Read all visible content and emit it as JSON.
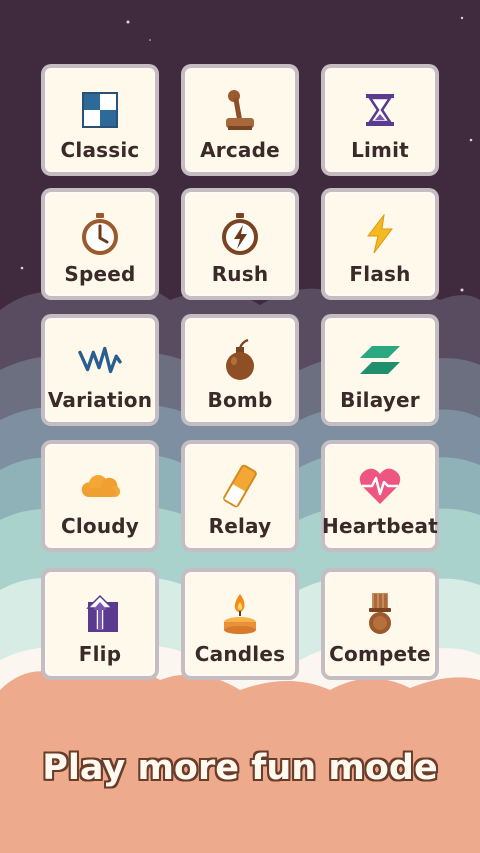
{
  "colors": {
    "night_sky": "#3f2a3e",
    "tile_bg": "#fff9ec",
    "label_text": "#3b2a2a",
    "footer_text": "#fff9ef",
    "footer_outline": "#6a3c2a"
  },
  "modes": [
    {
      "label": "Classic",
      "icon": "checkerboard-icon"
    },
    {
      "label": "Arcade",
      "icon": "joystick-icon"
    },
    {
      "label": "Limit",
      "icon": "hourglass-icon"
    },
    {
      "label": "Speed",
      "icon": "stopwatch-icon"
    },
    {
      "label": "Rush",
      "icon": "lightning-stopwatch-icon"
    },
    {
      "label": "Flash",
      "icon": "lightning-icon"
    },
    {
      "label": "Variation",
      "icon": "wave-icon"
    },
    {
      "label": "Bomb",
      "icon": "bomb-icon"
    },
    {
      "label": "Bilayer",
      "icon": "layers-icon"
    },
    {
      "label": "Cloudy",
      "icon": "cloud-icon"
    },
    {
      "label": "Relay",
      "icon": "baton-icon"
    },
    {
      "label": "Heartbeat",
      "icon": "heartbeat-icon"
    },
    {
      "label": "Flip",
      "icon": "flip-arrow-icon"
    },
    {
      "label": "Candles",
      "icon": "candle-icon"
    },
    {
      "label": "Compete",
      "icon": "medal-icon"
    }
  ],
  "footer": {
    "text": "Play more fun mode"
  }
}
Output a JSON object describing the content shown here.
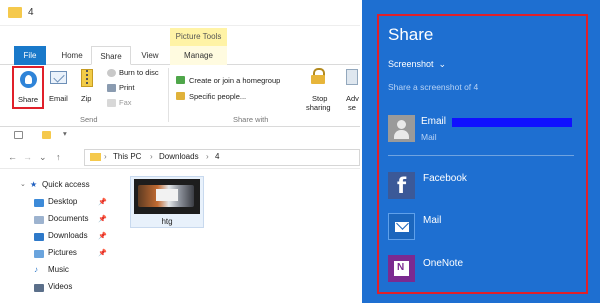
{
  "window": {
    "title": "4"
  },
  "ribbon": {
    "tabs": [
      {
        "label": "File"
      },
      {
        "label": "Home"
      },
      {
        "label": "Share"
      },
      {
        "label": "View"
      },
      {
        "label": "Manage"
      }
    ],
    "contextual_group": "Picture Tools",
    "send_group": {
      "label": "Send",
      "share": "Share",
      "email": "Email",
      "zip": "Zip",
      "burn": "Burn to disc",
      "print": "Print",
      "fax": "Fax"
    },
    "share_with_group": {
      "label": "Share with",
      "homegroup": "Create or join a homegroup",
      "specific_people": "Specific people...",
      "stop_sharing_line1": "Stop",
      "stop_sharing_line2": "sharing",
      "advanced_line1": "Adv",
      "advanced_line2": "se"
    }
  },
  "address_bar": {
    "crumbs": [
      "This PC",
      "Downloads",
      "4"
    ]
  },
  "nav_pane": {
    "items": [
      {
        "label": "Quick access"
      },
      {
        "label": "Desktop"
      },
      {
        "label": "Documents"
      },
      {
        "label": "Downloads"
      },
      {
        "label": "Pictures"
      },
      {
        "label": "Music"
      },
      {
        "label": "Videos"
      }
    ]
  },
  "files": [
    {
      "name": "htg"
    }
  ],
  "share_charm": {
    "title": "Share",
    "selector": "Screenshot",
    "subtitle": "Share a screenshot of 4",
    "email": {
      "name": "Email",
      "sub": "Mail"
    },
    "apps": [
      {
        "label": "Facebook"
      },
      {
        "label": "Mail"
      },
      {
        "label": "OneNote"
      }
    ]
  },
  "colors": {
    "share_panel_bg": "#1e6fd1",
    "highlight_border": "#e0202a",
    "file_tab": "#1979ca",
    "picture_tools": "#fff3a6",
    "facebook": "#3b5998",
    "onenote": "#7b2a90"
  }
}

#### Aim:
Search the data above for the string "stopwatch" and return every line that has it.

#### Complete output:
      "icon": "stopwatch-icon"
      "icon": "lightning-stopwatch-icon"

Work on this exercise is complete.